研究チームの概要
私たちは、 生物学のためのコンピューティングとコンピューティングのための生物学を追求しています。一方で、細胞生物学研究の様々な側面を進めるための高度な計算方法とロボットシステムを開発し、それらを自動化することを究極の目的としています。具体的には、主に3つの研究分野に取り組んでいます:
- 遺伝子型情報から表現型ダイナミクスを予測するための細胞内生化学反応ネットワークモデリングとシミュレーション技術の開発
- ロボット生物学(AIとロボットによる実験の自動化)
- 生物学にヒントを得たAIアーキテクチャの開発と、画像処理、実験計画、仮説生成などのライフサイエンス研究への応用
1 細胞シミュレーション
私たちは全細胞スケールのシミュレーションソフトウェアプラットフォーム”E-Cell System”を1996年から開発しています。2018年に、最新のメジャーバージョンE-Cell Systemバージョン4(以降E-Cell4)をリリースしました。細胞内の生化学反応系は分子混雑や局在といった試験管内とは異なる非理想的な条件下で働いています。こうした細胞システムの多階層的な性質をモデル化し、計算するための様々な技術を細胞シミュレーションプラットフォームE-Cell4は提供します。分子を粒子として扱う厳密な反応拡散アルゴリズムとしては現在最速の手法である拡張グリーン関数動力学法(eGFRD法)[1]や、高速で複雑な細胞内の構造を扱うことが可能な微視格子法Spatiocyte[2]など問題にあわせて様々な技法を簡単に使い分けることができます。また細胞システムのシミュレーションに加えて、生物画像シミュレーターScopyonを開発しています。Scopyonは蛍光顕微鏡をはじめとした生物画像システムの物理的特性を計算することによって顕微鏡画像を計算機上で再現し、実験と計算を直接定量的に比較することを可能にします[3]。
[1] Sokolowski TR, Paijmans J, Bossen L, Miedema T, Wehrens M, Becker NB, Kaizu K, Takahashi K, Dogterom M, Wolde PR ten. eGFRD in all dimensions. The Journal of Chemical Physics. 150,054108 (2019)
[2] Chew W-X, Kaizu K, Watabe M, Muniandy SV, Takahashi K, Arjunan SNV. Reaction-diffusion kinetics on lattice at the microscopic scale. Physical Review E. 98, 032418 (2018)
[3] Watabe M, Arjunan SNV, Fukushima S, Iwamoto K, Kozuka J, Matsuoka S, Shindo Y, Ueda M, Takahashi K. A Computational Framework for Bioimaging Simulation. PLoS One, 10, e0130089 (2015)

[データセットの項目]
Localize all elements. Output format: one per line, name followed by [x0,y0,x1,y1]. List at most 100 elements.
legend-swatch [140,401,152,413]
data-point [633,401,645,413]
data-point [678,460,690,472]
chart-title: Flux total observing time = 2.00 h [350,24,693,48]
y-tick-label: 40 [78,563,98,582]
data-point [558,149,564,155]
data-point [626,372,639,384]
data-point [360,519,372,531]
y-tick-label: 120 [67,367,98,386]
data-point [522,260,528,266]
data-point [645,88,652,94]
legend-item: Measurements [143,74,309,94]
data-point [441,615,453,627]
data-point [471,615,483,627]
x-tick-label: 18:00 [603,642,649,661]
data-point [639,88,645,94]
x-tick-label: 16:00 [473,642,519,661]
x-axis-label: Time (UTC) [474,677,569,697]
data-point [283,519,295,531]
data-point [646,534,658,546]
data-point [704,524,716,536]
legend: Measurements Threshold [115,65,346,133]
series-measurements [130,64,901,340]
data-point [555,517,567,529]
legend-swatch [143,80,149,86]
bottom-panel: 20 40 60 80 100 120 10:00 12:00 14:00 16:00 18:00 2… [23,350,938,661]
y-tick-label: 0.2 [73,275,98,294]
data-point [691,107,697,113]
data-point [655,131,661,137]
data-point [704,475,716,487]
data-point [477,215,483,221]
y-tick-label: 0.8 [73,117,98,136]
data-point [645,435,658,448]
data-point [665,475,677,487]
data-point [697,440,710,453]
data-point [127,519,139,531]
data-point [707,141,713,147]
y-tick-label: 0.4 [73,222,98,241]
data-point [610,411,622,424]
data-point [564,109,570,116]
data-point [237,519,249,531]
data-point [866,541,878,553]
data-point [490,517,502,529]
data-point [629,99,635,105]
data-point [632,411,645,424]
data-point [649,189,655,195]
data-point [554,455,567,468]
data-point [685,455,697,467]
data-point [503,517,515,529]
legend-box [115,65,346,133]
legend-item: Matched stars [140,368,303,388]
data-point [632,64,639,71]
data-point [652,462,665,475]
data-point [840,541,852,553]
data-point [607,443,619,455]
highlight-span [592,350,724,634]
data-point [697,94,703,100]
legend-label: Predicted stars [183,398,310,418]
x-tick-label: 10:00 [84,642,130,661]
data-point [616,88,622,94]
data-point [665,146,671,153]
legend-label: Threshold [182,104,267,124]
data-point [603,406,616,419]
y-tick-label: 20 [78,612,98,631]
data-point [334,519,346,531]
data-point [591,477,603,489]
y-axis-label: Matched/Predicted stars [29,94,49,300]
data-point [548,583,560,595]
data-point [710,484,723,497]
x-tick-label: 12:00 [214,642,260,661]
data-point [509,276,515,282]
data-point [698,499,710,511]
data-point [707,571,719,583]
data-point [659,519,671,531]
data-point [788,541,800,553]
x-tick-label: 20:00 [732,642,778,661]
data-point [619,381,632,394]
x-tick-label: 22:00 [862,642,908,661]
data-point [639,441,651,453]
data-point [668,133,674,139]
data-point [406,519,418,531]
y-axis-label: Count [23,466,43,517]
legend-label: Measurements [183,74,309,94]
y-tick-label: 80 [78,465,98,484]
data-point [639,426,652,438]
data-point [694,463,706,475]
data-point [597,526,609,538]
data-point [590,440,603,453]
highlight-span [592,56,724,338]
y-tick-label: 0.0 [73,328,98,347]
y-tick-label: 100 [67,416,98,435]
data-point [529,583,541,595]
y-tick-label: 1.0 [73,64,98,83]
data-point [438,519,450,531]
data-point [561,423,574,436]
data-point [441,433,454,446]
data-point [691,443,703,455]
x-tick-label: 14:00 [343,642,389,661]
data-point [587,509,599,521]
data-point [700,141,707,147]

実施する課題:
(a) 抜粋した本文のうち、「[2] Chew W-X, Kaizu」を含む箇所から始め、「98, 032418 (2018)」のところで終わる部分を、一字も変えずに返してください。
(b) 抜粋した本文で、研究チームが主に取り組んでいるとされる研究分野をすべて書き出すこと。

課題ごとの解答:
(a)
[2] Chew W-X, Kaizu K, Watabe M, Muniandy SV, Takahashi K, Arjunan SNV. Reaction-diffusion kinetics on lattice at the microscopic scale. Physical Review E. 98, 032418 (2018)

(b)
- 遺伝子型情報から表現型ダイナミクスを予測するための細胞内生化学反応ネットワークモデリングとシミュレーション技術の開発
- ロボット生物学(AIとロボットによる実験の自動化)
- 生物学にヒントを得たAIアーキテクチャの開発と、画像処理、実験計画、仮説生成などのライフサイエンス研究への応用